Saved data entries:
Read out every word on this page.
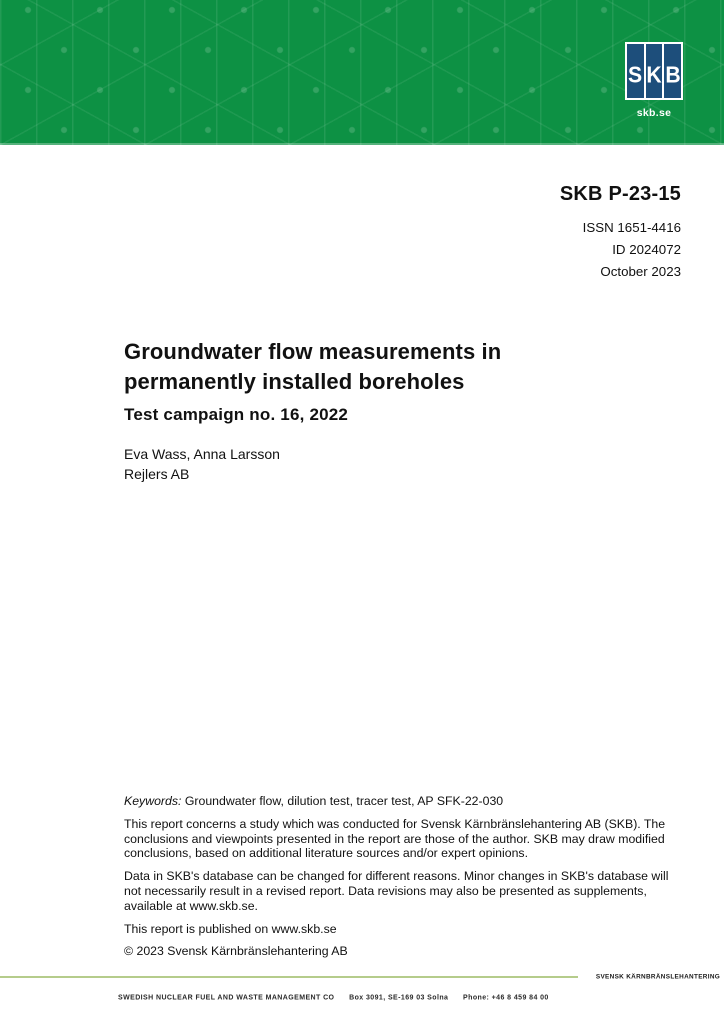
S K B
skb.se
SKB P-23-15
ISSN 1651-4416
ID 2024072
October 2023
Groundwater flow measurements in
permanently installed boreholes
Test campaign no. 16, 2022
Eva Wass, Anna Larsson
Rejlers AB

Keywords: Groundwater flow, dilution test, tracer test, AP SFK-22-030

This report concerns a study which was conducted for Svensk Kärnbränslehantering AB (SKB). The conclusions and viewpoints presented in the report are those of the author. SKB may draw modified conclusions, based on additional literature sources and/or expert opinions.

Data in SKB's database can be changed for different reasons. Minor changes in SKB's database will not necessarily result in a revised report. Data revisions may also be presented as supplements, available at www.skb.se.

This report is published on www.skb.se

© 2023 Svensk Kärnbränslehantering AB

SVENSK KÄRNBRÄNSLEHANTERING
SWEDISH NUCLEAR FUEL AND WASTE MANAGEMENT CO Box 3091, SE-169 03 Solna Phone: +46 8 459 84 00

[OBJECTIVE] Repeat each record exactly, with the pictures left out.

[COMPLETE ANSWER]
Read out every word on this page.
S K B
skb.se
SKB P-23-15
ISSN 1651-4416
ID 2024072
October 2023
Groundwater flow measurements in
permanently installed boreholes
Test campaign no. 16, 2022
Eva Wass, Anna Larsson
Rejlers AB

Keywords: Groundwater flow, dilution test, tracer test, AP SFK-22-030

This report concerns a study which was conducted for Svensk Kärnbränslehantering AB (SKB). The conclusions and viewpoints presented in the report are those of the author. SKB may draw modified conclusions, based on additional literature sources and/or expert opinions.

Data in SKB's database can be changed for different reasons. Minor changes in SKB's database will not necessarily result in a revised report. Data revisions may also be presented as supplements, available at www.skb.se.

This report is published on www.skb.se

© 2023 Svensk Kärnbränslehantering AB

SVENSK KÄRNBRÄNSLEHANTERING
SWEDISH NUCLEAR FUEL AND WASTE MANAGEMENT CO Box 3091, SE-169 03 Solna Phone: +46 8 459 84 00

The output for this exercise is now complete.